──────── WORKING DATA ────────
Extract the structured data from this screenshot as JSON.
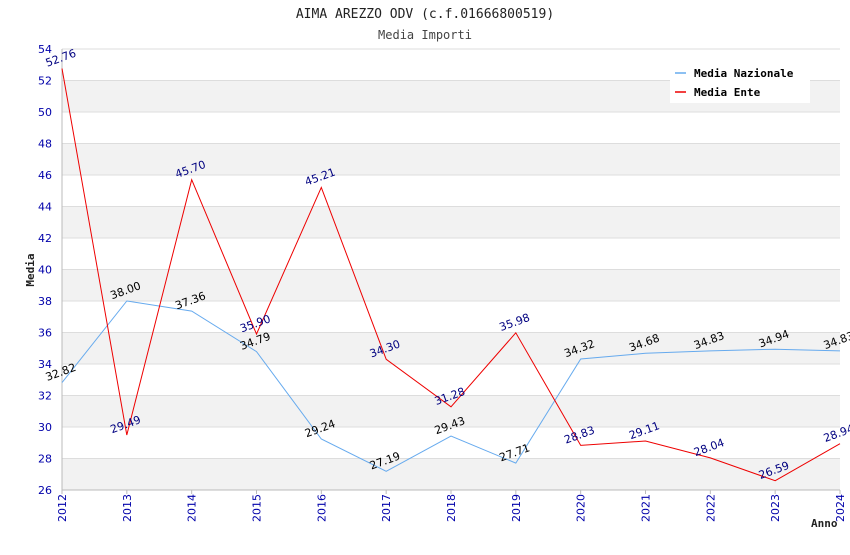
{
  "header": {
    "title": "AIMA AREZZO ODV (c.f.01666800519)",
    "subtitle": "Media Importi"
  },
  "chart_data": {
    "type": "line",
    "title": "AIMA AREZZO ODV (c.f.01666800519)",
    "subtitle": "Media Importi",
    "xlabel": "Anno",
    "ylabel": "Media",
    "ylim": [
      26,
      54
    ],
    "yticks": [
      "26",
      "28",
      "30",
      "32",
      "34",
      "36",
      "38",
      "40",
      "42",
      "44",
      "46",
      "48",
      "50",
      "52",
      "54"
    ],
    "categories": [
      "2012",
      "2013",
      "2014",
      "2015",
      "2016",
      "2017",
      "2018",
      "2019",
      "2020",
      "2021",
      "2022",
      "2023",
      "2024"
    ],
    "grid": "horizontal, alternating bands",
    "legend_position": "top-right",
    "series": [
      {
        "name": "Media Nazionale",
        "color": "#66aaee",
        "label_color": "#000000",
        "values": [
          32.82,
          38.0,
          37.36,
          34.79,
          29.24,
          27.19,
          29.43,
          27.71,
          34.32,
          34.68,
          34.83,
          34.94,
          34.83
        ],
        "labels": [
          "32.82",
          "38.00",
          "37.36",
          "34.79",
          "29.24",
          "27.19",
          "29.43",
          "27.71",
          "34.32",
          "34.68",
          "34.83",
          "34.94",
          "34.83"
        ]
      },
      {
        "name": "Media Ente",
        "color": "#ee0000",
        "label_color": "#000080",
        "values": [
          52.76,
          29.49,
          45.7,
          35.9,
          45.21,
          34.3,
          31.28,
          35.98,
          28.83,
          29.11,
          28.04,
          26.59,
          28.94
        ],
        "labels": [
          "52.76",
          "29.49",
          "45.70",
          "35.90",
          "45.21",
          "34.30",
          "31.28",
          "35.98",
          "28.83",
          "29.11",
          "28.04",
          "26.59",
          "28.94"
        ]
      }
    ]
  }
}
────────
Pick out and copy the lines of the material that include the word "Media".

§ ANSWER:
    "subtitle": "Media Importi"
    "subtitle": "Media Importi",
    "ylabel": "Media",
        "name": "Media Nazionale",
        "name": "Media Ente",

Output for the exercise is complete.